> _Written request_
Images do not belong in the copy. Retype all the entries below exactly.

> _Records shown_

□ □ □ □ □

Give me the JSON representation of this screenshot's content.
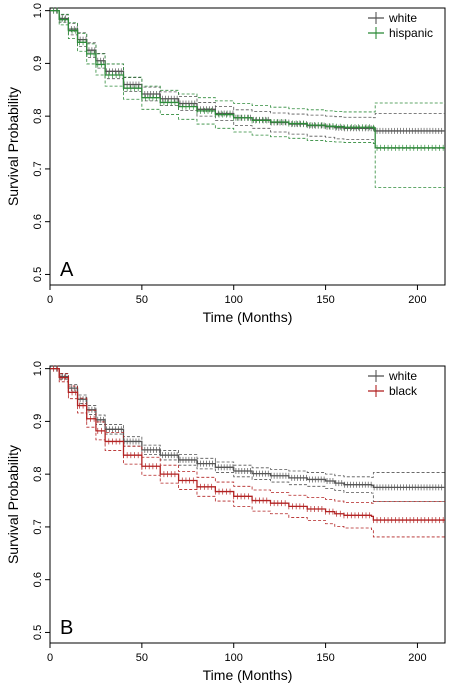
{
  "chart_data": [
    {
      "type": "line",
      "panel_label": "A",
      "xlabel": "Time (Months)",
      "ylabel": "Survival Probability",
      "xlim": [
        0,
        215
      ],
      "ylim": [
        0.48,
        1.005
      ],
      "x_ticks": [
        0,
        50,
        100,
        150,
        200
      ],
      "y_ticks": [
        0.5,
        0.6,
        0.7,
        0.8,
        0.9,
        1.0
      ],
      "y_tick_labels": [
        "0.5",
        "0.6",
        "0.7",
        "0.8",
        "0.9",
        "1.0"
      ],
      "grid": false,
      "legend_position": "top-right",
      "series": [
        {
          "name": "white",
          "color": "#555555",
          "x": [
            0,
            5,
            10,
            15,
            20,
            25,
            30,
            40,
            50,
            60,
            70,
            80,
            90,
            100,
            110,
            120,
            130,
            140,
            150,
            155,
            160,
            176,
            177,
            215
          ],
          "y": [
            1.0,
            0.985,
            0.965,
            0.945,
            0.925,
            0.905,
            0.885,
            0.86,
            0.842,
            0.833,
            0.824,
            0.813,
            0.805,
            0.797,
            0.793,
            0.788,
            0.785,
            0.782,
            0.78,
            0.778,
            0.777,
            0.776,
            0.772,
            0.772
          ],
          "ci_upper": [
            1.0,
            0.992,
            0.976,
            0.958,
            0.939,
            0.919,
            0.899,
            0.873,
            0.855,
            0.846,
            0.837,
            0.826,
            0.818,
            0.812,
            0.809,
            0.806,
            0.804,
            0.802,
            0.8,
            0.799,
            0.798,
            0.797,
            0.805,
            0.805
          ],
          "ci_lower": [
            1.0,
            0.978,
            0.954,
            0.932,
            0.911,
            0.891,
            0.871,
            0.847,
            0.829,
            0.82,
            0.811,
            0.8,
            0.792,
            0.782,
            0.777,
            0.77,
            0.766,
            0.762,
            0.76,
            0.757,
            0.756,
            0.755,
            0.739,
            0.739
          ]
        },
        {
          "name": "hispanic",
          "color": "#2e8b3a",
          "x": [
            0,
            5,
            10,
            15,
            20,
            25,
            30,
            40,
            50,
            60,
            70,
            80,
            90,
            100,
            110,
            120,
            130,
            140,
            150,
            155,
            160,
            176,
            177,
            215
          ],
          "y": [
            1.0,
            0.983,
            0.962,
            0.94,
            0.918,
            0.898,
            0.878,
            0.853,
            0.835,
            0.826,
            0.818,
            0.81,
            0.803,
            0.797,
            0.792,
            0.789,
            0.786,
            0.783,
            0.781,
            0.78,
            0.779,
            0.778,
            0.74,
            0.74
          ],
          "ci_upper": [
            1.0,
            0.993,
            0.977,
            0.957,
            0.937,
            0.918,
            0.899,
            0.874,
            0.857,
            0.849,
            0.842,
            0.835,
            0.829,
            0.824,
            0.82,
            0.817,
            0.814,
            0.812,
            0.81,
            0.809,
            0.808,
            0.808,
            0.825,
            0.825
          ],
          "ci_lower": [
            1.0,
            0.973,
            0.947,
            0.923,
            0.899,
            0.878,
            0.857,
            0.832,
            0.813,
            0.803,
            0.794,
            0.785,
            0.777,
            0.77,
            0.764,
            0.761,
            0.758,
            0.754,
            0.752,
            0.751,
            0.75,
            0.748,
            0.665,
            0.665
          ]
        }
      ]
    },
    {
      "type": "line",
      "panel_label": "B",
      "xlabel": "Time (Months)",
      "ylabel": "Survival Probability",
      "xlim": [
        0,
        215
      ],
      "ylim": [
        0.48,
        1.005
      ],
      "x_ticks": [
        0,
        50,
        100,
        150,
        200
      ],
      "y_ticks": [
        0.5,
        0.6,
        0.7,
        0.8,
        0.9,
        1.0
      ],
      "y_tick_labels": [
        "0.5",
        "0.6",
        "0.7",
        "0.8",
        "0.9",
        "1.0"
      ],
      "grid": false,
      "legend_position": "top-right",
      "series": [
        {
          "name": "white",
          "color": "#555555",
          "x": [
            0,
            5,
            10,
            15,
            20,
            25,
            30,
            40,
            50,
            60,
            70,
            80,
            90,
            100,
            110,
            120,
            130,
            140,
            150,
            155,
            160,
            175,
            176,
            215
          ],
          "y": [
            1.0,
            0.985,
            0.963,
            0.942,
            0.922,
            0.903,
            0.885,
            0.862,
            0.846,
            0.836,
            0.827,
            0.82,
            0.813,
            0.806,
            0.801,
            0.797,
            0.793,
            0.79,
            0.787,
            0.783,
            0.78,
            0.779,
            0.775,
            0.775
          ],
          "ci_upper": [
            1.0,
            0.99,
            0.97,
            0.95,
            0.93,
            0.912,
            0.894,
            0.871,
            0.855,
            0.845,
            0.837,
            0.83,
            0.823,
            0.817,
            0.812,
            0.809,
            0.806,
            0.803,
            0.8,
            0.797,
            0.795,
            0.794,
            0.803,
            0.803
          ],
          "ci_lower": [
            1.0,
            0.98,
            0.956,
            0.934,
            0.913,
            0.894,
            0.876,
            0.853,
            0.837,
            0.827,
            0.817,
            0.81,
            0.803,
            0.795,
            0.79,
            0.785,
            0.78,
            0.777,
            0.773,
            0.769,
            0.765,
            0.764,
            0.748,
            0.748
          ]
        },
        {
          "name": "black",
          "color": "#b22222",
          "x": [
            0,
            5,
            10,
            15,
            20,
            25,
            30,
            40,
            50,
            60,
            70,
            80,
            90,
            100,
            110,
            120,
            130,
            140,
            150,
            155,
            160,
            175,
            176,
            215
          ],
          "y": [
            1.0,
            0.983,
            0.955,
            0.93,
            0.905,
            0.882,
            0.862,
            0.836,
            0.815,
            0.8,
            0.788,
            0.776,
            0.767,
            0.758,
            0.75,
            0.745,
            0.739,
            0.734,
            0.729,
            0.725,
            0.722,
            0.72,
            0.713,
            0.713
          ],
          "ci_upper": [
            1.0,
            0.991,
            0.967,
            0.944,
            0.921,
            0.899,
            0.879,
            0.853,
            0.832,
            0.817,
            0.805,
            0.794,
            0.785,
            0.777,
            0.77,
            0.765,
            0.76,
            0.756,
            0.752,
            0.749,
            0.746,
            0.745,
            0.748,
            0.748
          ],
          "ci_lower": [
            1.0,
            0.975,
            0.943,
            0.916,
            0.889,
            0.865,
            0.845,
            0.819,
            0.798,
            0.783,
            0.771,
            0.758,
            0.749,
            0.739,
            0.73,
            0.725,
            0.718,
            0.712,
            0.706,
            0.701,
            0.698,
            0.695,
            0.681,
            0.681
          ]
        }
      ]
    }
  ]
}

□ □ □ □ □

> _Response for this exercise_
Give me the JSON representation of this screenshot's content.
{
  "chart_data": [
    {
      "type": "line",
      "panel_label": "A",
      "xlabel": "Time (Months)",
      "ylabel": "Survival Probability",
      "xlim": [
        0,
        215
      ],
      "ylim": [
        0.48,
        1.005
      ],
      "x_ticks": [
        0,
        50,
        100,
        150,
        200
      ],
      "y_ticks": [
        0.5,
        0.6,
        0.7,
        0.8,
        0.9,
        1.0
      ],
      "y_tick_labels": [
        "0.5",
        "0.6",
        "0.7",
        "0.8",
        "0.9",
        "1.0"
      ],
      "grid": false,
      "legend_position": "top-right",
      "series": [
        {
          "name": "white",
          "color": "#555555",
          "x": [
            0,
            5,
            10,
            15,
            20,
            25,
            30,
            40,
            50,
            60,
            70,
            80,
            90,
            100,
            110,
            120,
            130,
            140,
            150,
            155,
            160,
            176,
            177,
            215
          ],
          "y": [
            1.0,
            0.985,
            0.965,
            0.945,
            0.925,
            0.905,
            0.885,
            0.86,
            0.842,
            0.833,
            0.824,
            0.813,
            0.805,
            0.797,
            0.793,
            0.788,
            0.785,
            0.782,
            0.78,
            0.778,
            0.777,
            0.776,
            0.772,
            0.772
          ],
          "ci_upper": [
            1.0,
            0.992,
            0.976,
            0.958,
            0.939,
            0.919,
            0.899,
            0.873,
            0.855,
            0.846,
            0.837,
            0.826,
            0.818,
            0.812,
            0.809,
            0.806,
            0.804,
            0.802,
            0.8,
            0.799,
            0.798,
            0.797,
            0.805,
            0.805
          ],
          "ci_lower": [
            1.0,
            0.978,
            0.954,
            0.932,
            0.911,
            0.891,
            0.871,
            0.847,
            0.829,
            0.82,
            0.811,
            0.8,
            0.792,
            0.782,
            0.777,
            0.77,
            0.766,
            0.762,
            0.76,
            0.757,
            0.756,
            0.755,
            0.739,
            0.739
          ]
        },
        {
          "name": "hispanic",
          "color": "#2e8b3a",
          "x": [
            0,
            5,
            10,
            15,
            20,
            25,
            30,
            40,
            50,
            60,
            70,
            80,
            90,
            100,
            110,
            120,
            130,
            140,
            150,
            155,
            160,
            176,
            177,
            215
          ],
          "y": [
            1.0,
            0.983,
            0.962,
            0.94,
            0.918,
            0.898,
            0.878,
            0.853,
            0.835,
            0.826,
            0.818,
            0.81,
            0.803,
            0.797,
            0.792,
            0.789,
            0.786,
            0.783,
            0.781,
            0.78,
            0.779,
            0.778,
            0.74,
            0.74
          ],
          "ci_upper": [
            1.0,
            0.993,
            0.977,
            0.957,
            0.937,
            0.918,
            0.899,
            0.874,
            0.857,
            0.849,
            0.842,
            0.835,
            0.829,
            0.824,
            0.82,
            0.817,
            0.814,
            0.812,
            0.81,
            0.809,
            0.808,
            0.808,
            0.825,
            0.825
          ],
          "ci_lower": [
            1.0,
            0.973,
            0.947,
            0.923,
            0.899,
            0.878,
            0.857,
            0.832,
            0.813,
            0.803,
            0.794,
            0.785,
            0.777,
            0.77,
            0.764,
            0.761,
            0.758,
            0.754,
            0.752,
            0.751,
            0.75,
            0.748,
            0.665,
            0.665
          ]
        }
      ]
    },
    {
      "type": "line",
      "panel_label": "B",
      "xlabel": "Time (Months)",
      "ylabel": "Survival Probability",
      "xlim": [
        0,
        215
      ],
      "ylim": [
        0.48,
        1.005
      ],
      "x_ticks": [
        0,
        50,
        100,
        150,
        200
      ],
      "y_ticks": [
        0.5,
        0.6,
        0.7,
        0.8,
        0.9,
        1.0
      ],
      "y_tick_labels": [
        "0.5",
        "0.6",
        "0.7",
        "0.8",
        "0.9",
        "1.0"
      ],
      "grid": false,
      "legend_position": "top-right",
      "series": [
        {
          "name": "white",
          "color": "#555555",
          "x": [
            0,
            5,
            10,
            15,
            20,
            25,
            30,
            40,
            50,
            60,
            70,
            80,
            90,
            100,
            110,
            120,
            130,
            140,
            150,
            155,
            160,
            175,
            176,
            215
          ],
          "y": [
            1.0,
            0.985,
            0.963,
            0.942,
            0.922,
            0.903,
            0.885,
            0.862,
            0.846,
            0.836,
            0.827,
            0.82,
            0.813,
            0.806,
            0.801,
            0.797,
            0.793,
            0.79,
            0.787,
            0.783,
            0.78,
            0.779,
            0.775,
            0.775
          ],
          "ci_upper": [
            1.0,
            0.99,
            0.97,
            0.95,
            0.93,
            0.912,
            0.894,
            0.871,
            0.855,
            0.845,
            0.837,
            0.83,
            0.823,
            0.817,
            0.812,
            0.809,
            0.806,
            0.803,
            0.8,
            0.797,
            0.795,
            0.794,
            0.803,
            0.803
          ],
          "ci_lower": [
            1.0,
            0.98,
            0.956,
            0.934,
            0.913,
            0.894,
            0.876,
            0.853,
            0.837,
            0.827,
            0.817,
            0.81,
            0.803,
            0.795,
            0.79,
            0.785,
            0.78,
            0.777,
            0.773,
            0.769,
            0.765,
            0.764,
            0.748,
            0.748
          ]
        },
        {
          "name": "black",
          "color": "#b22222",
          "x": [
            0,
            5,
            10,
            15,
            20,
            25,
            30,
            40,
            50,
            60,
            70,
            80,
            90,
            100,
            110,
            120,
            130,
            140,
            150,
            155,
            160,
            175,
            176,
            215
          ],
          "y": [
            1.0,
            0.983,
            0.955,
            0.93,
            0.905,
            0.882,
            0.862,
            0.836,
            0.815,
            0.8,
            0.788,
            0.776,
            0.767,
            0.758,
            0.75,
            0.745,
            0.739,
            0.734,
            0.729,
            0.725,
            0.722,
            0.72,
            0.713,
            0.713
          ],
          "ci_upper": [
            1.0,
            0.991,
            0.967,
            0.944,
            0.921,
            0.899,
            0.879,
            0.853,
            0.832,
            0.817,
            0.805,
            0.794,
            0.785,
            0.777,
            0.77,
            0.765,
            0.76,
            0.756,
            0.752,
            0.749,
            0.746,
            0.745,
            0.748,
            0.748
          ],
          "ci_lower": [
            1.0,
            0.975,
            0.943,
            0.916,
            0.889,
            0.865,
            0.845,
            0.819,
            0.798,
            0.783,
            0.771,
            0.758,
            0.749,
            0.739,
            0.73,
            0.725,
            0.718,
            0.712,
            0.706,
            0.701,
            0.698,
            0.695,
            0.681,
            0.681
          ]
        }
      ]
    }
  ]
}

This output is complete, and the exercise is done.